Report how many lines hold the string "REALES". Give the number and nothing else.

— start of Information given —

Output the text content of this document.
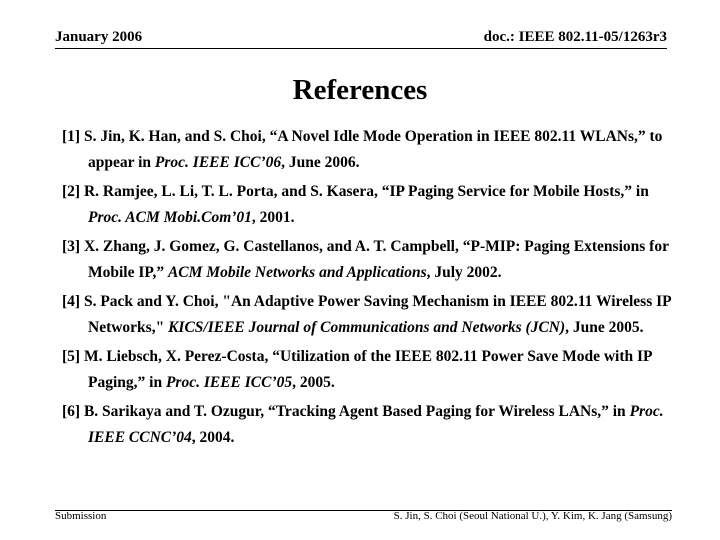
January 2006	doc.: IEEE 802.11-05/1263r3
References
[1] S. Jin, K. Han, and S. Choi, “A Novel Idle Mode Operation in IEEE 802.11 WLANs,” to appear in Proc. IEEE ICC’06, June 2006.
[2] R. Ramjee, L. Li, T. L. Porta, and S. Kasera, “IP Paging Service for Mobile Hosts,” in Proc. ACM Mobi.Com’01, 2001.
[3] X. Zhang, J. Gomez, G. Castellanos, and A. T. Campbell, “P-MIP: Paging Extensions for Mobile IP,” ACM Mobile Networks and Applications, July 2002.
[4] S. Pack and Y. Choi, "An Adaptive Power Saving Mechanism in IEEE 802.11 Wireless IP Networks," KICS/IEEE Journal of Communications and Networks (JCN), June 2005.
[5] M. Liebsch, X. Perez-Costa, “Utilization of the IEEE 802.11 Power Save Mode with IP Paging,” in Proc. IEEE ICC’05, 2005.
[6] B. Sarikaya and T. Ozugur, “Tracking Agent Based Paging for Wireless LANs,” in Proc. IEEE CCNC’04, 2004.
Submission	S. Jin, S. Choi (Seoul National U.), Y. Kim, K. Jang (Samsung)
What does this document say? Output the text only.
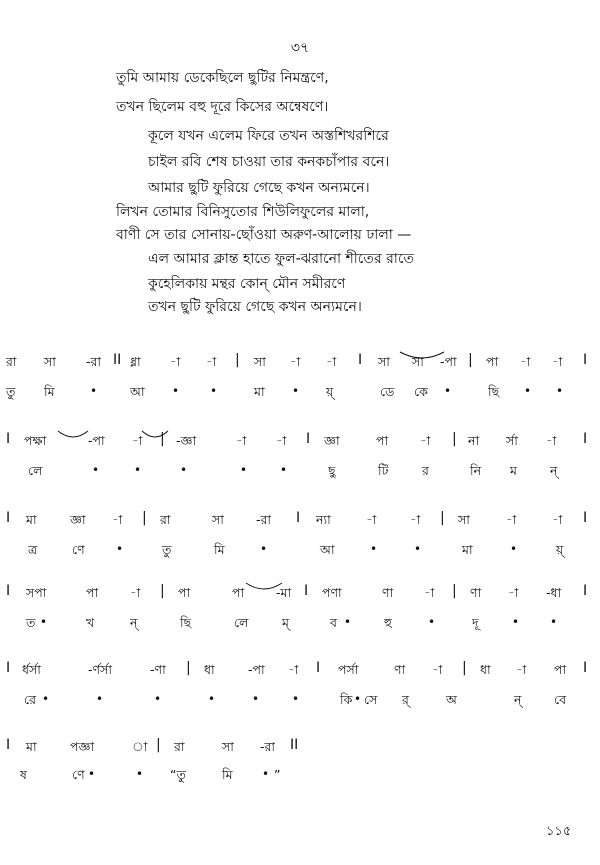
৩৭
তুমি আমায় ডেকেছিলে ছুটির নিমন্ত্রণে,
তখন ছিলেম বহু দূরে কিসের অন্বেষণে।
কূলে যখন এলেম ফিরে তখন অস্তশিখরশিরে
চাইল রবি শেষ চাওয়া তার কনকচাঁপার বনে।
আমার ছুটি ফুরিয়ে গেছে কখন অন্যমনে।
লিখন তোমার বিনিসুতোর শিউলিফুলের মালা,
বাণী সে তার সোনায়-ছোঁওয়া অরুণ-আলোয় ঢালা —
এল আমার ক্লান্ত হাতে ফুল-ঝরানো শীতের রাতে
কুহেলিকায় মন্থর কোন্ মৌন সমীরণে
তখন ছুটি ফুরিয়ে গেছে কখন অন্যমনে।
রা সা -রা II ধ্না -া -া | সা -া -া I সা সা -পা | পা -া -া I
তু মি	•	আ •	•	মা • য়্	ডে কে •	ছি • •
I পক্ষা	-পা -া | -জ্ঞা	-া -া I জ্ঞা	পা	-া | না র্সা -া I
লে	•	•	•	•	•	ছু	টি	র	নি ম	ন্
I মা	জ্ঞা -া | রা	সা	-রা I ন্যা	-া	-া | সা	-া	-া I
ত্র	ণে	•	তু	মি	•	আ	•	•	মা	•	য়্
I সপা	পা	-া | পা	পা	-মা I পণা	ণা -া | ণা -া -ধা I
ত •	খ	ন্	ছি	লে	ম্	ব •	হু	•	দূ	•	•
I র্ধর্সা	-র্ণর্সা	-ণা | ধা	-পা -া I পর্সা	ণা -া | ধা -া পা I
রে •	•	•	•	•	•	কি • সে র্	অ	ন্	বে
I মা	পজ্ঞা	া | রা	সা -রা II
ষ	ণে •	• “তু	মি • ”
১১৫
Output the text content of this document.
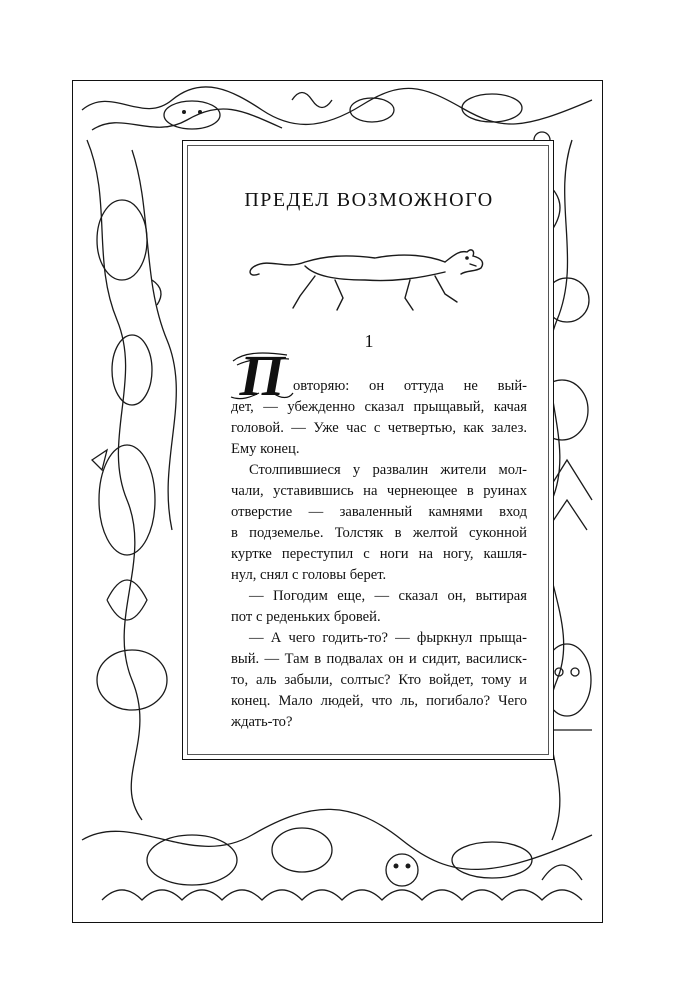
ПРЕДЕЛ ВОЗМОЖНОГО
1
П
овторяю: он оттуда не вый-
дет, — убежденно сказал прыщавый, качая
головой. — Уже час с четвертью, как залез.
Ему конец.
Столпившиеся у развалин жители мол-
чали, уставившись на чернеющее в руинах
отверстие — заваленный камнями вход
в подземелье. Толстяк в желтой суконной
куртке переступил с ноги на ногу, кашля-
нул, снял с головы берет.
— Погодим еще, — сказал он, вытирая
пот с реденьких бровей.
— А чего годить-то? — фыркнул прыща-
вый. — Там в подвалах он и сидит, василиск-
то, аль забыли, солтыс? Кто войдет, тому и
конец. Мало людей, что ль, погибало? Чего
ждать-то?
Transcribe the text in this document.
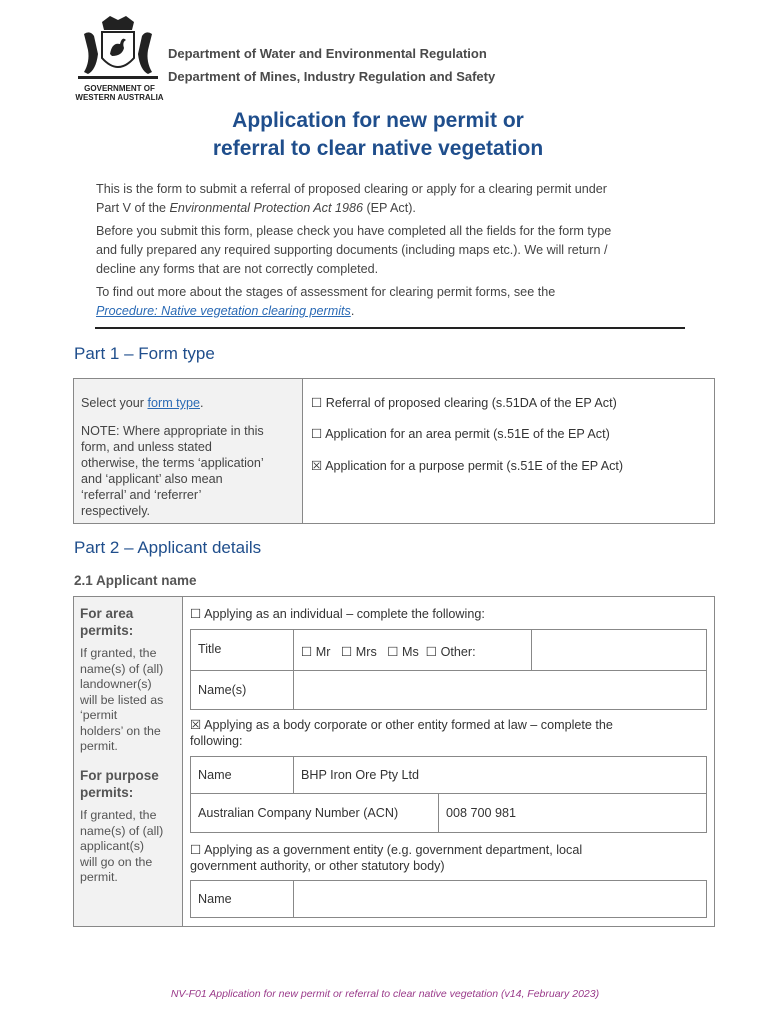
GOVERNMENT OF
WESTERN AUSTRALIA
Department of Water and Environmental Regulation
Department of Mines, Industry Regulation and Safety
Application for new permit or
referral to clear native vegetation
This is the form to submit a referral of proposed clearing or apply for a clearing permit under
Part V of the Environmental Protection Act 1986 (EP Act).
Before you submit this form, please check you have completed all the fields for the form type
and fully prepared any required supporting documents (including maps etc.). We will return /
decline any forms that are not correctly completed.
To find out more about the stages of assessment for clearing permit forms, see the
Procedure: Native vegetation clearing permits.
Part 1 – Form type
Select your form type.
NOTE: Where appropriate in this
form, and unless stated
otherwise, the terms ‘application’
and ‘applicant’ also mean
‘referral’ and ‘referrer’
respectively.
☐ Referral of proposed clearing (s.51DA of the EP Act)
☐ Application for an area permit (s.51E of the EP Act)
☒ Application for a purpose permit (s.51E of the EP Act)
Part 2 – Applicant details
2.1 Applicant name
For area
permits:
If granted, the
name(s) of (all)
landowner(s)
will be listed as
‘permit
holders’ on the
permit.
For purpose
permits:
If granted, the
name(s) of (all)
applicant(s)
will go on the
permit.
☐ Applying as an individual – complete the following:
Title	☐ Mr   ☐ Mrs   ☐ Ms  ☐ Other:
Name(s)
☒ Applying as a body corporate or other entity formed at law – complete the
following:
Name	BHP Iron Ore Pty Ltd
Australian Company Number (ACN)	008 700 981
☐ Applying as a government entity (e.g. government department, local
government authority, or other statutory body)
Name
NV-F01 Application for new permit or referral to clear native vegetation (v14, February 2023)
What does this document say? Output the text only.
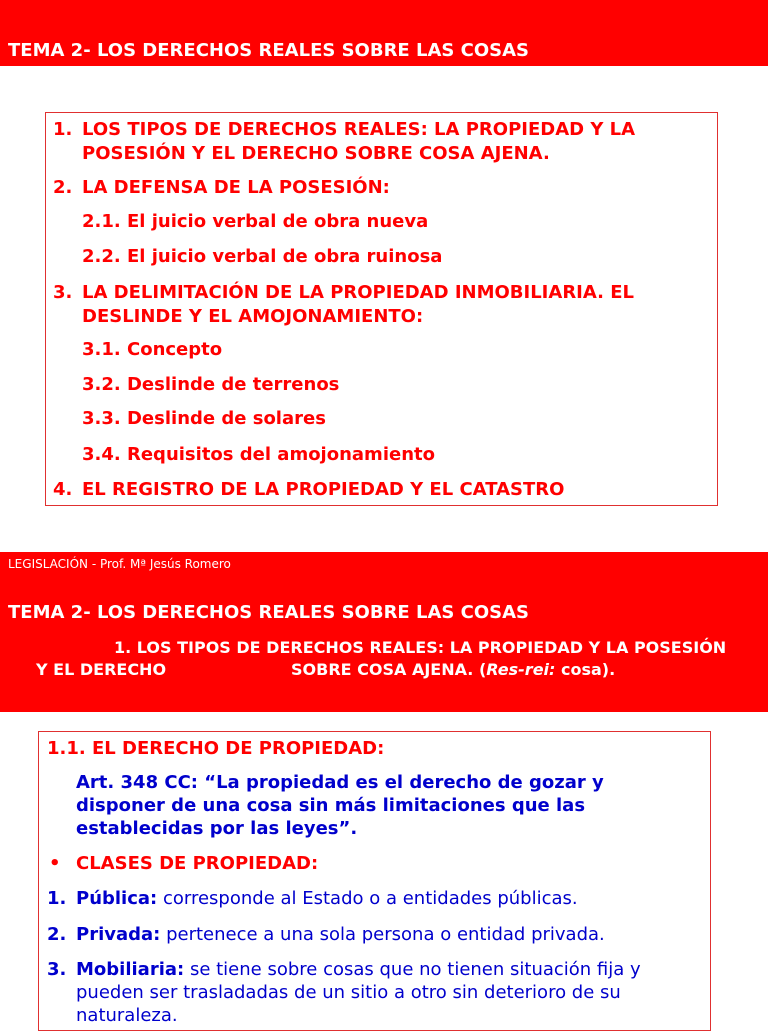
TEMA 2- LOS DERECHOS REALES SOBRE LAS COSAS
1. LOS TIPOS DE DERECHOS REALES: LA PROPIEDAD Y LA
POSESIÓN Y EL DERECHO SOBRE COSA AJENA.
2. LA DEFENSA DE LA POSESIÓN:
2.1. El juicio verbal de obra nueva
2.2. El juicio verbal de obra ruinosa
3. LA DELIMITACIÓN DE LA PROPIEDAD INMOBILIARIA. EL
DESLINDE Y EL AMOJONAMIENTO:
3.1. Concepto
3.2. Deslinde de terrenos
3.3. Deslinde de solares
3.4. Requisitos del amojonamiento
4. EL REGISTRO DE LA PROPIEDAD Y EL CATASTRO
LEGISLACIÓN - Prof. Mª Jesús Romero
TEMA 2- LOS DERECHOS REALES SOBRE LAS COSAS
1. LOS TIPOS DE DERECHOS REALES: LA PROPIEDAD Y LA POSESIÓN
Y EL DERECHO	SOBRE COSA AJENA. (Res-rei: cosa).
1.1. EL DERECHO DE PROPIEDAD:
Art. 348 CC: “La propiedad es el derecho de gozar y
disponer de una cosa sin más limitaciones que las
establecidas por las leyes”.
• CLASES DE PROPIEDAD:
1. Pública: corresponde al Estado o a entidades públicas.
2. Privada: pertenece a una sola persona o entidad privada.
3. Mobiliaria: se tiene sobre cosas que no tienen situación fija y
pueden ser trasladadas de un sitio a otro sin deterioro de su
naturaleza.
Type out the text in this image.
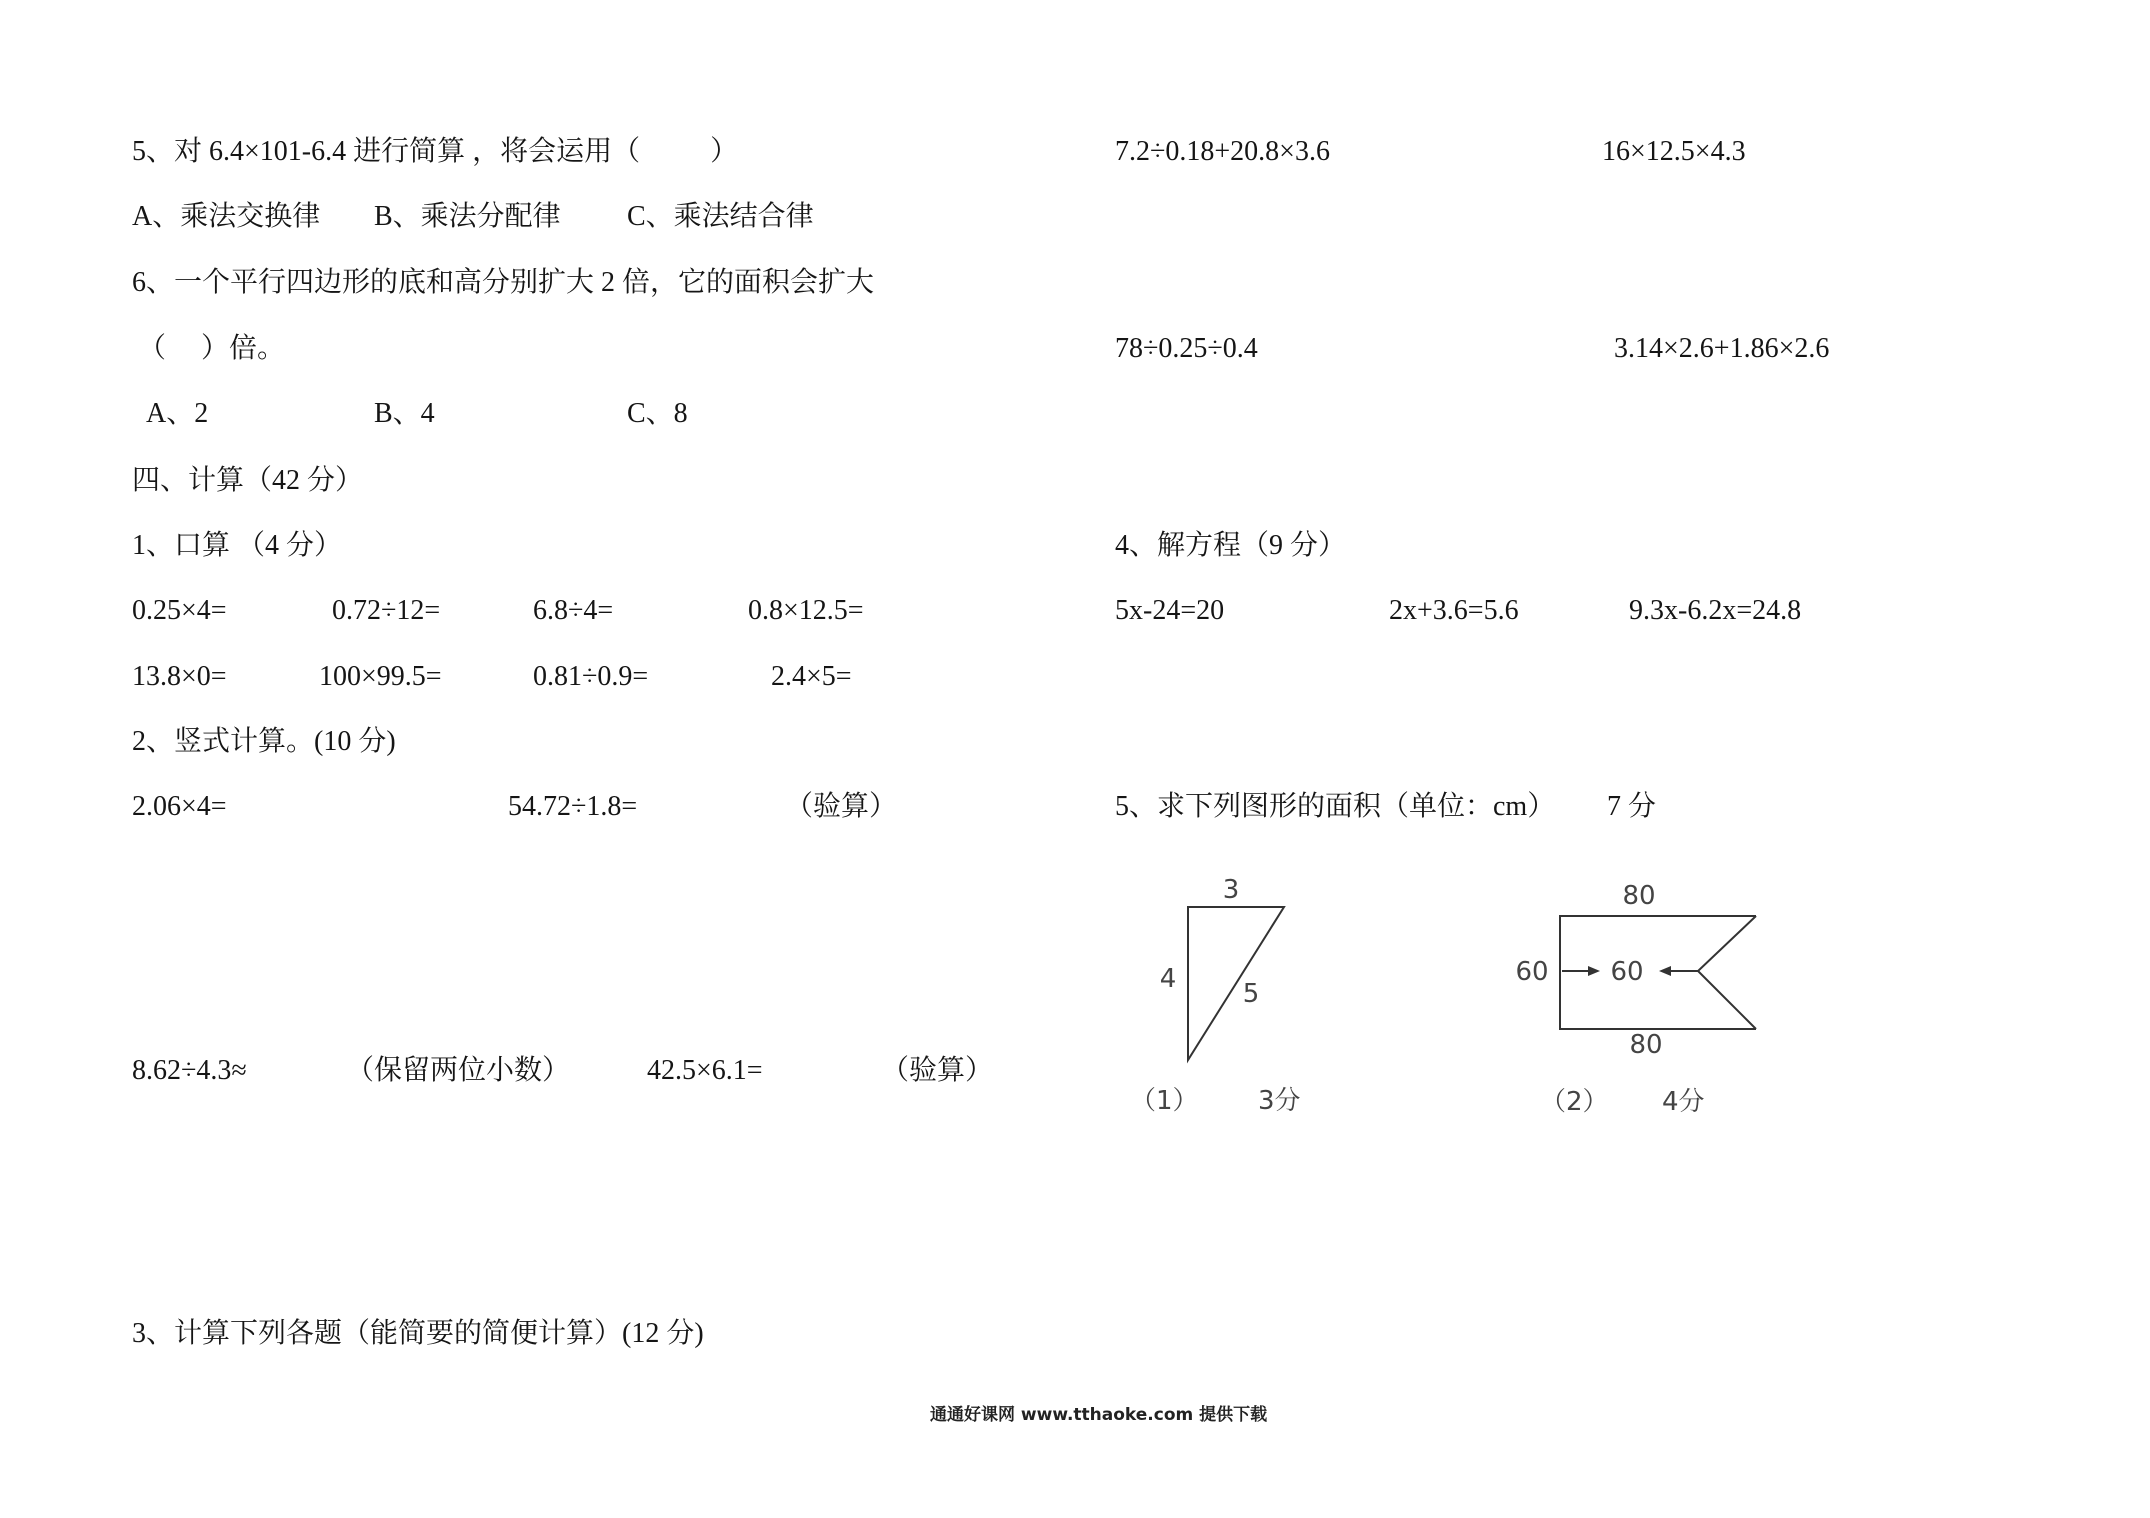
5、对 6.4×101-6.4 进行简算 ，将会运用（          ）
A、乘法交换律 B、乘法分配律 C、乘法结合律
6、一个平行四边形的底和高分别扩大 2 倍，它的面积会扩大
（     ）倍。
A、2	B、4	C、8
四、计算（42 分）
1、口算 （4 分）
0.25×4=	0.72÷12=	6.8÷4=	0.8×12.5=
13.8×0=	100×99.5=	0.81÷0.9=	2.4×5=
2、竖式计算。(10 分)
2.06×4=	54.72÷1.8=	（验算）
8.62÷4.3≈	（保留两位小数）	42.5×6.1=	（验算）
3、计算下列各题（能简要的简便计算）(12 分)
7.2÷0.18+20.8×3.6	16×12.5×4.3
78÷0.25÷0.4	3.14×2.6+1.86×2.6
4、解方程（9 分）
5x-24=20	2x+3.6=5.6	9.3x-6.2x=24.8
5、求下列图形的面积（单位：cm） 7 分
3
4	5
（1） 3分
80
80
60 60
（2） 4分
通通好课网 www.tthaoke.com 提供下载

— end of Information given —

## Exercise solution
4